Dataset items:
..........

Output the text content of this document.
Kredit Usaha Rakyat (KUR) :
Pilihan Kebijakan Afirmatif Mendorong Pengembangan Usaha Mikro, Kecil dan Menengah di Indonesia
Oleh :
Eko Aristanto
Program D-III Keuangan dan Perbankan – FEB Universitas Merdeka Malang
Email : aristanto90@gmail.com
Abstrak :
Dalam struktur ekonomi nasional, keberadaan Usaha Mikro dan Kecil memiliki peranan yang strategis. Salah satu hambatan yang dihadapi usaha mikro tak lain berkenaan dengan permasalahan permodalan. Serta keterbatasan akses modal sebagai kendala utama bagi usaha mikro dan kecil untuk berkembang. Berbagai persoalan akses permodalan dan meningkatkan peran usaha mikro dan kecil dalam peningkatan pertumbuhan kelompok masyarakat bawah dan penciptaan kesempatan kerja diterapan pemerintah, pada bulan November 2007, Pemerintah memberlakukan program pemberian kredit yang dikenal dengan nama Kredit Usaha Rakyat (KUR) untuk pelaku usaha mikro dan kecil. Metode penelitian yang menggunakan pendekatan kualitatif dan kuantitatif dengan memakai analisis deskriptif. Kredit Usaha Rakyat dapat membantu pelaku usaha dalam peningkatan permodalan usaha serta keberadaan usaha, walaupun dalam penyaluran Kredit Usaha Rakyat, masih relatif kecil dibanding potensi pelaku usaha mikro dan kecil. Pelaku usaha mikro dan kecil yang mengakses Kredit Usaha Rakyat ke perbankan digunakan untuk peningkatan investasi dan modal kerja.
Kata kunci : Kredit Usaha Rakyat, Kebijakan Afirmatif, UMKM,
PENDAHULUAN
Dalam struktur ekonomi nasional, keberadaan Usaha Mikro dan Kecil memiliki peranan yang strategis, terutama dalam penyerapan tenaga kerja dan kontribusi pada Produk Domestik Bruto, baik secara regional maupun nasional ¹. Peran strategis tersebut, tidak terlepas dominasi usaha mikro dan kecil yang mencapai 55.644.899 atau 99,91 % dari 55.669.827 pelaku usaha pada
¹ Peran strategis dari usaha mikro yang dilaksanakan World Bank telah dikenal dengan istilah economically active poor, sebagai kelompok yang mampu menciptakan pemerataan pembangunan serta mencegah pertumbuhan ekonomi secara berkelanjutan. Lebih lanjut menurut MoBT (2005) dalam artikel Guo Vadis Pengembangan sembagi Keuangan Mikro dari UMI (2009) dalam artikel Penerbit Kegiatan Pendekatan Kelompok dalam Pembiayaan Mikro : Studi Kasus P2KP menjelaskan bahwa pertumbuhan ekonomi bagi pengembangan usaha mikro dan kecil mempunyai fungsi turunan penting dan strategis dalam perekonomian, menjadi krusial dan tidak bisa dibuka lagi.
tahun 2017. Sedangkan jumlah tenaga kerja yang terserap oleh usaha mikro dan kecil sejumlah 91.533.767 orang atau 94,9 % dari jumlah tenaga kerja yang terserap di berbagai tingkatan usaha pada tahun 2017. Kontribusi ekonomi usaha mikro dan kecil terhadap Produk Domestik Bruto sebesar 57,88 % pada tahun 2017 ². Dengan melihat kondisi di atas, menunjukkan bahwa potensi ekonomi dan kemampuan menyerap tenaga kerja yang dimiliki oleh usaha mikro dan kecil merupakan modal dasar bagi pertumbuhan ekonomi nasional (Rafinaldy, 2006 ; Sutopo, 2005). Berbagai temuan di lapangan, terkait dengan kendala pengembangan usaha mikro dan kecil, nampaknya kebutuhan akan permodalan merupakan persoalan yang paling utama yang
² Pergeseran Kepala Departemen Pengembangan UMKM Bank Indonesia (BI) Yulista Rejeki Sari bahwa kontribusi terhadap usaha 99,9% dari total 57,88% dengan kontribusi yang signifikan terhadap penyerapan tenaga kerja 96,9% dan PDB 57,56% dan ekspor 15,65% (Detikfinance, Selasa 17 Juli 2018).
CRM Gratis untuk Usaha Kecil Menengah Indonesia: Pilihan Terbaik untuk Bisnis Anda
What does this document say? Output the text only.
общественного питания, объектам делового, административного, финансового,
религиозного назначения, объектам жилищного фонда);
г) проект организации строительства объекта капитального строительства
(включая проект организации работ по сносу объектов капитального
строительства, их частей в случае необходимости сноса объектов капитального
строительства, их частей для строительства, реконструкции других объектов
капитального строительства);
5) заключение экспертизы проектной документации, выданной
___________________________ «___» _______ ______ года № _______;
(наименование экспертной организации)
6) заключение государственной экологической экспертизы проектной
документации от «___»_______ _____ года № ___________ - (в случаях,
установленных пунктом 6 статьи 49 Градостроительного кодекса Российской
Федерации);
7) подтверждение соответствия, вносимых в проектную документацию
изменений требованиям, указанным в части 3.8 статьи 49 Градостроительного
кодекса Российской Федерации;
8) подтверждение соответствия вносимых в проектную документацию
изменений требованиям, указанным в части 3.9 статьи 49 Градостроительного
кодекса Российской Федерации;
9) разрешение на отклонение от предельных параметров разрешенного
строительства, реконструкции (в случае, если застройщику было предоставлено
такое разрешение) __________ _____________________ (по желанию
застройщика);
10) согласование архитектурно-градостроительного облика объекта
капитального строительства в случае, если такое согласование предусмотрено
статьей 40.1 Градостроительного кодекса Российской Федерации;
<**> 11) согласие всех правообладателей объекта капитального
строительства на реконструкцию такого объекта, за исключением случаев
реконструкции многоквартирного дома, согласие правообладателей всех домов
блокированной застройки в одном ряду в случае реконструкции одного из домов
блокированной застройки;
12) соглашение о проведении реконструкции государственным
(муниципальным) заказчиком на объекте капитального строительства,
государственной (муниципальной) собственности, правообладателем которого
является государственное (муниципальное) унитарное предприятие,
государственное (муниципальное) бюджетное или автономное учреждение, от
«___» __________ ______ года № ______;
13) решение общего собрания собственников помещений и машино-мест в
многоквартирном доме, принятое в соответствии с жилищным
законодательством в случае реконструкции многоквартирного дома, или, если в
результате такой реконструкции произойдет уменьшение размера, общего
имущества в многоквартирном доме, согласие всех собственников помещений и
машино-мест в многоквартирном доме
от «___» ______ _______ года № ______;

..........

PROBLEM DETAILS: Above are the records. Identify each line that contains the word "многоквартирном".

EXERCISE OUTPUT:
многоквартирном доме, принятое в соответствии с жилищным
имущества в многоквартирном доме, согласие всех собственников помещений и
машино-мест в многоквартирном доме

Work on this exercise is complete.